- **Exercise inputs**

================================

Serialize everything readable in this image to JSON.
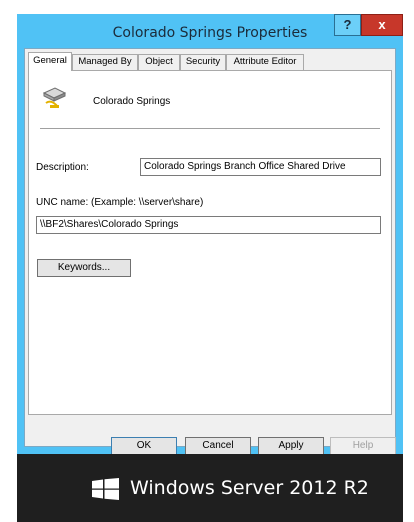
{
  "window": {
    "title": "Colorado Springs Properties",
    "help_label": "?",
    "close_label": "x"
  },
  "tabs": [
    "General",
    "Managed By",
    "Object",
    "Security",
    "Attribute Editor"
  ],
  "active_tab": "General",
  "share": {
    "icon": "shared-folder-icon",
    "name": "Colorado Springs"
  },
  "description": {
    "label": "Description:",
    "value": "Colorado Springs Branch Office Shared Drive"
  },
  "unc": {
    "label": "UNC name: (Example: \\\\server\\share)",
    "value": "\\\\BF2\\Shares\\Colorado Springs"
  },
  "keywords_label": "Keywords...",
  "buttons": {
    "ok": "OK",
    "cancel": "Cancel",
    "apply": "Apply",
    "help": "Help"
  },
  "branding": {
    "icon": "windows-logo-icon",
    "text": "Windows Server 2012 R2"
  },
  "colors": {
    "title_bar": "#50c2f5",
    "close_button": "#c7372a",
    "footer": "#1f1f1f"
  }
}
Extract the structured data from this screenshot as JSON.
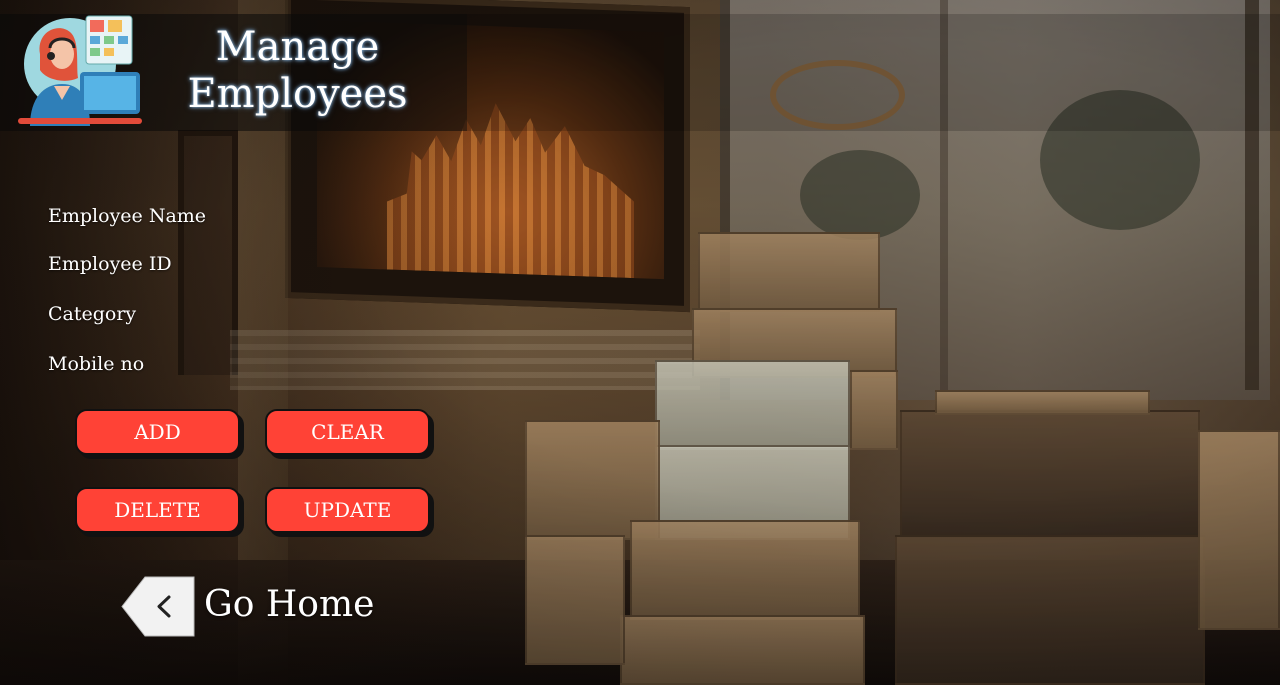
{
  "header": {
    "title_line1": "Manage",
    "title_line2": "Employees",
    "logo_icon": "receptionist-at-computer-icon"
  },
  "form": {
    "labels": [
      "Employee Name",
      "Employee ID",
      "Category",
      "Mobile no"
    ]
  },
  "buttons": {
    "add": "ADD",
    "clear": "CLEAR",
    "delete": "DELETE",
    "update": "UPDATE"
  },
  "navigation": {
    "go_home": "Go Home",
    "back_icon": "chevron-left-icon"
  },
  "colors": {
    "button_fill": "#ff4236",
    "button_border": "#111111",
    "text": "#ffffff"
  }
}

================================

- **Task directions**
Take the listing above and restate it word for word, without its pictures.

- **Result of the exercise**
Serialize everything readable in this image to JSON.
{
  "window": {
    "title": "Colorado Springs Properties",
    "help_label": "?",
    "close_label": "x"
  },
  "tabs": [
    "General",
    "Managed By",
    "Object",
    "Security",
    "Attribute Editor"
  ],
  "active_tab": "General",
  "share": {
    "icon": "shared-folder-icon",
    "name": "Colorado Springs"
  },
  "description": {
    "label": "Description:",
    "value": "Colorado Springs Branch Office Shared Drive"
  },
  "unc": {
    "label": "UNC name: (Example: \\\\server\\share)",
    "value": "\\\\BF2\\Shares\\Colorado Springs"
  },
  "keywords_label": "Keywords...",
  "buttons": {
    "ok": "OK",
    "cancel": "Cancel",
    "apply": "Apply",
    "help": "Help"
  },
  "branding": {
    "icon": "windows-logo-icon",
    "text": "Windows Server 2012 R2"
  },
  "colors": {
    "title_bar": "#50c2f5",
    "close_button": "#c7372a",
    "footer": "#1f1f1f"
  }
}
Extract the structured data from this screenshot as JSON.
{
  "header": {
    "title_line1": "Manage",
    "title_line2": "Employees",
    "logo_icon": "receptionist-at-computer-icon"
  },
  "form": {
    "labels": [
      "Employee Name",
      "Employee ID",
      "Category",
      "Mobile no"
    ]
  },
  "buttons": {
    "add": "ADD",
    "clear": "CLEAR",
    "delete": "DELETE",
    "update": "UPDATE"
  },
  "navigation": {
    "go_home": "Go Home",
    "back_icon": "chevron-left-icon"
  },
  "colors": {
    "button_fill": "#ff4236",
    "button_border": "#111111",
    "text": "#ffffff"
  }
}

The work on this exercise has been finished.